[The task]
How many lines of the material below contain the string "disoient"? Answer with the number and nothing else.

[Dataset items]
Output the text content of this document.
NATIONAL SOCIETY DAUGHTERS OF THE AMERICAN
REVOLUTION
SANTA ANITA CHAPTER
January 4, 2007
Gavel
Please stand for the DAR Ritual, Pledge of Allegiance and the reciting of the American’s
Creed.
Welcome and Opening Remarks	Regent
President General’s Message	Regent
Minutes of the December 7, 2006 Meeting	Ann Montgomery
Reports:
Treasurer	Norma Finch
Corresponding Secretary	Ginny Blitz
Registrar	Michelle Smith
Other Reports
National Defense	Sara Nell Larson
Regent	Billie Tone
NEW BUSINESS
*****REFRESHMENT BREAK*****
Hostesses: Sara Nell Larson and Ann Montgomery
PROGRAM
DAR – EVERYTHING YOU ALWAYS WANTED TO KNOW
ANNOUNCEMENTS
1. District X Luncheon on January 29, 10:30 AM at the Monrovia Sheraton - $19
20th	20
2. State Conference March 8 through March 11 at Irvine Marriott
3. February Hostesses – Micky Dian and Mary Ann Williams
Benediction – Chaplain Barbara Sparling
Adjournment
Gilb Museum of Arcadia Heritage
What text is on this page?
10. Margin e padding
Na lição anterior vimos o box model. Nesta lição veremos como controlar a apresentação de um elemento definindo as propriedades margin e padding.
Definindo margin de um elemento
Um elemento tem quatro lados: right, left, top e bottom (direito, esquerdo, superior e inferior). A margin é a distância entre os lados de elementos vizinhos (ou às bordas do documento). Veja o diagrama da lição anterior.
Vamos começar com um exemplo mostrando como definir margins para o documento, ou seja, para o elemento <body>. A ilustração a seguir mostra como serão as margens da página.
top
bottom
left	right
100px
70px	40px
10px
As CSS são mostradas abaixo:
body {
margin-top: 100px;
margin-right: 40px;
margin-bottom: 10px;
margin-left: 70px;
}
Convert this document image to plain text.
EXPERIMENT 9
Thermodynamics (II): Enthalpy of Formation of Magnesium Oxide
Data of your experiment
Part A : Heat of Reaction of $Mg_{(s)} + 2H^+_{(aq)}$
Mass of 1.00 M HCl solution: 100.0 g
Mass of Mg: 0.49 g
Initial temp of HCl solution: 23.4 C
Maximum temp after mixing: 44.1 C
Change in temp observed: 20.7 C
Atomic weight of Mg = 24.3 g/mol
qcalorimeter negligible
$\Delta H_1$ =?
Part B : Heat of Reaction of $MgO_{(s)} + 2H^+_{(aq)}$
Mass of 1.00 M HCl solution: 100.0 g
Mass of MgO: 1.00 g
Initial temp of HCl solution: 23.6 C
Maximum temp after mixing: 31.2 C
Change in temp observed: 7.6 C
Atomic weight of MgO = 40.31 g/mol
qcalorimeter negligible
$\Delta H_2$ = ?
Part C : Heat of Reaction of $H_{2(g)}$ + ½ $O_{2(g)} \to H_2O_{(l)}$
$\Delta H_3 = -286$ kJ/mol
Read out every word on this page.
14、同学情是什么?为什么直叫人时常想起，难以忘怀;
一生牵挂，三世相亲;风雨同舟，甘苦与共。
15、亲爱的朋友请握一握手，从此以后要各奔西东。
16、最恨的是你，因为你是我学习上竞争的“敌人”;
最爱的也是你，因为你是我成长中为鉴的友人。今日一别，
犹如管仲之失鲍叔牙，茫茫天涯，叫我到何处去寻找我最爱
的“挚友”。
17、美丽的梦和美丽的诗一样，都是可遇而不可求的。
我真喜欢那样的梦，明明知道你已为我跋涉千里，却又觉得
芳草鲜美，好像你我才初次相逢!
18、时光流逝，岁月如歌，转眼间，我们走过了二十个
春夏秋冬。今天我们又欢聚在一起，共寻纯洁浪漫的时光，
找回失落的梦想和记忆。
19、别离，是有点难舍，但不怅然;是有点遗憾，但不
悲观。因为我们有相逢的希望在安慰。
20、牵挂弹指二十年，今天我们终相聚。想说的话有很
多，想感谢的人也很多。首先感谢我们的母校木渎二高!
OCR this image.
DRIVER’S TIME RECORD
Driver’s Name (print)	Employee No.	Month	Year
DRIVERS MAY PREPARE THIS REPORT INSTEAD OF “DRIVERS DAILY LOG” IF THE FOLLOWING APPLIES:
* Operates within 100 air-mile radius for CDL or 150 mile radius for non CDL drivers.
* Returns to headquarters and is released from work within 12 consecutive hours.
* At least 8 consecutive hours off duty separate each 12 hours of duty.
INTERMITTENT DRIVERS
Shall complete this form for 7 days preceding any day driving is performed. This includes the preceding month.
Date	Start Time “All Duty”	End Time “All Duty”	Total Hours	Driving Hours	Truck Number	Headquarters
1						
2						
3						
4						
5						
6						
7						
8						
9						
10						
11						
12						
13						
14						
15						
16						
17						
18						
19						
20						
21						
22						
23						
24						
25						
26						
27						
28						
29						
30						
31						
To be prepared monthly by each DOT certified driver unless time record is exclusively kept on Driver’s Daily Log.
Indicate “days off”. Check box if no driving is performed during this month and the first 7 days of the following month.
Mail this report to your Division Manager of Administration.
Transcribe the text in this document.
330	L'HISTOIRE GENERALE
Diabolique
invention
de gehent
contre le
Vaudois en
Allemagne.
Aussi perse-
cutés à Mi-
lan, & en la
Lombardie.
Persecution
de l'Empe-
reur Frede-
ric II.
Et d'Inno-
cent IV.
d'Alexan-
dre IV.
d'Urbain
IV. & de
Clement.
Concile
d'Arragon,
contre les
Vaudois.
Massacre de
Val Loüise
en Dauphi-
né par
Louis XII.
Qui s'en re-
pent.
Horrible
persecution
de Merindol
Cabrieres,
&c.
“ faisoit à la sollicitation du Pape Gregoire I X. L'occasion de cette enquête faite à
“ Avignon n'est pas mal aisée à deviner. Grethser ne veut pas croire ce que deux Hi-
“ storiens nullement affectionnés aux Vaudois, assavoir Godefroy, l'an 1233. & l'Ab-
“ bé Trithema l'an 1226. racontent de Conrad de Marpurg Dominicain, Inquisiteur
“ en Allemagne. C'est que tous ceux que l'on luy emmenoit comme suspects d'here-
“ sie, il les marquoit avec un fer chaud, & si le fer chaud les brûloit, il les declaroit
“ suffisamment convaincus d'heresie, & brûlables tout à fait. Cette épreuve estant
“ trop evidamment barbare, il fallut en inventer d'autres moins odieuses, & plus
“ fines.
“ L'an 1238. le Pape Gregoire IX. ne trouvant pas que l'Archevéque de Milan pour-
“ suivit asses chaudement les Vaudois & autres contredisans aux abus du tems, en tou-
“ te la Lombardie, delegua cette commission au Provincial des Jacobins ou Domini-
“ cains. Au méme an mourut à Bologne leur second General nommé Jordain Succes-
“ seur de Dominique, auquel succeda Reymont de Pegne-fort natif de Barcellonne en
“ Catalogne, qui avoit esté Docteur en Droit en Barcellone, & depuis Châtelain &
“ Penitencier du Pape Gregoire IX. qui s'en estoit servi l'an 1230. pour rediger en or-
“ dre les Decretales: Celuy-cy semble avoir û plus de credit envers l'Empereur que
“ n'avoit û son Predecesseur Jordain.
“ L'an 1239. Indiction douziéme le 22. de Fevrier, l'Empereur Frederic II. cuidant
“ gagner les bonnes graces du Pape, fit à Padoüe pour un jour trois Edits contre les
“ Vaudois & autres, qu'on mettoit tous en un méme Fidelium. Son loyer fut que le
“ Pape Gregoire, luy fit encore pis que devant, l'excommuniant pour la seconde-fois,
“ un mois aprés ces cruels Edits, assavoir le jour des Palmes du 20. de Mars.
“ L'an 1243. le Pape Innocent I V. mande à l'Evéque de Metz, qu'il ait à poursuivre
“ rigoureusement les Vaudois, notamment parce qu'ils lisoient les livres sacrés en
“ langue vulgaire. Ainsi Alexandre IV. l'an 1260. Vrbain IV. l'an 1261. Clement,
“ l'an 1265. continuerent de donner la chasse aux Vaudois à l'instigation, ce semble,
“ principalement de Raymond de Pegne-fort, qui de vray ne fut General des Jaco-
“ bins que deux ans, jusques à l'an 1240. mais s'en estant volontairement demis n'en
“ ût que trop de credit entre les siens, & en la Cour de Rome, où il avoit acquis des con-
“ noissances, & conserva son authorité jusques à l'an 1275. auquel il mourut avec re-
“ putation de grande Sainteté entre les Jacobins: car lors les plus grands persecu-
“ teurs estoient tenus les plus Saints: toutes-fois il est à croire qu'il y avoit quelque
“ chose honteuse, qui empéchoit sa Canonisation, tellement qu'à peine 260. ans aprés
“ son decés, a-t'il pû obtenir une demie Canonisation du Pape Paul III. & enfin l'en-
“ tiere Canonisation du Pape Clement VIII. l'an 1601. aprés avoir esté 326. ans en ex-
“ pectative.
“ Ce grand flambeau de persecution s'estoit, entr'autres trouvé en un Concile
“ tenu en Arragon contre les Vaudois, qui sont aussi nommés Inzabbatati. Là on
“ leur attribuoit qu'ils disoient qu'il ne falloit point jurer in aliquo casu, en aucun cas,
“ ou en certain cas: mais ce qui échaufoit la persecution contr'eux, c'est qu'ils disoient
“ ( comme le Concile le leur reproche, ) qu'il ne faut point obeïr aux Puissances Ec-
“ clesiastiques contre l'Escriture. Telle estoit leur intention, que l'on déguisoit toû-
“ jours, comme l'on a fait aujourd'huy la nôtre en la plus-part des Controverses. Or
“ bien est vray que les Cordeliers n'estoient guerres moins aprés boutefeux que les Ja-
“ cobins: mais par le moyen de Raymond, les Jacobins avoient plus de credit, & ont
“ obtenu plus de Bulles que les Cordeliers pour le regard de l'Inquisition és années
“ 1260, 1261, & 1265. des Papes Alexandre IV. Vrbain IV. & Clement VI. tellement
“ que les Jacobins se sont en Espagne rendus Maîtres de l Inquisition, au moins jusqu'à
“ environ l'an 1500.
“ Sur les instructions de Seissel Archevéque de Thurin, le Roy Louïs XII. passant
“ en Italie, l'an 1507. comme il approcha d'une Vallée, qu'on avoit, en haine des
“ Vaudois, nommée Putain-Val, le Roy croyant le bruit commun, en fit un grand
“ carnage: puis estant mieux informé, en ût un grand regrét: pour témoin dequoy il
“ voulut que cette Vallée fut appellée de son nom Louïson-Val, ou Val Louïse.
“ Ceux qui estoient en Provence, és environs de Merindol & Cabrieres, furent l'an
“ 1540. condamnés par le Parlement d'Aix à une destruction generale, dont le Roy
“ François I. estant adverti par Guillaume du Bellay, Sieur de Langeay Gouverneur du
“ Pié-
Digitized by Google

[Final result]
2